[Extracts from a graphics dataset]
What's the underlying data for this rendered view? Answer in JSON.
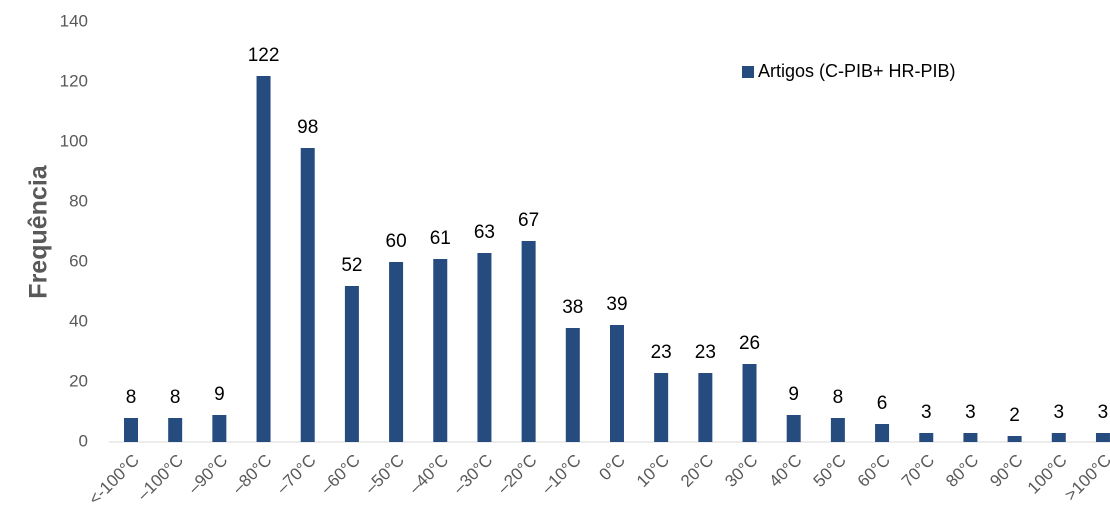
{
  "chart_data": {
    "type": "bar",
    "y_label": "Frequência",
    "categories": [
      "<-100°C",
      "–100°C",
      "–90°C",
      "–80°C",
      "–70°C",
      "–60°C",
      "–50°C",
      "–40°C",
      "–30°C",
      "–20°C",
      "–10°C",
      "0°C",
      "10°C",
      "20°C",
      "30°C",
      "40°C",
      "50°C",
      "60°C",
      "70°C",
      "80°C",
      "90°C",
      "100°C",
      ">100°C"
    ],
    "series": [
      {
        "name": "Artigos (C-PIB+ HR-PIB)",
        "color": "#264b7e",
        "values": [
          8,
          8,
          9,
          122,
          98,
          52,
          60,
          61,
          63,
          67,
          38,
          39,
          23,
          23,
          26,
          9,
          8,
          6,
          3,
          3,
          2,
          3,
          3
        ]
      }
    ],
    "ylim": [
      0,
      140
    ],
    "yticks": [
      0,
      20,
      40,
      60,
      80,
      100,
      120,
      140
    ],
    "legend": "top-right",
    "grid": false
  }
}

What is required
Leaving out the pictures, repeat the data above exactly.

Response to this task
What's the underlying data for this rendered view? Answer in JSON.
{
  "chart_data": {
    "type": "bar",
    "y_label": "Frequência",
    "categories": [
      "<-100°C",
      "–100°C",
      "–90°C",
      "–80°C",
      "–70°C",
      "–60°C",
      "–50°C",
      "–40°C",
      "–30°C",
      "–20°C",
      "–10°C",
      "0°C",
      "10°C",
      "20°C",
      "30°C",
      "40°C",
      "50°C",
      "60°C",
      "70°C",
      "80°C",
      "90°C",
      "100°C",
      ">100°C"
    ],
    "series": [
      {
        "name": "Artigos (C-PIB+ HR-PIB)",
        "color": "#264b7e",
        "values": [
          8,
          8,
          9,
          122,
          98,
          52,
          60,
          61,
          63,
          67,
          38,
          39,
          23,
          23,
          26,
          9,
          8,
          6,
          3,
          3,
          2,
          3,
          3
        ]
      }
    ],
    "ylim": [
      0,
      140
    ],
    "yticks": [
      0,
      20,
      40,
      60,
      80,
      100,
      120,
      140
    ],
    "legend": "top-right",
    "grid": false
  }
}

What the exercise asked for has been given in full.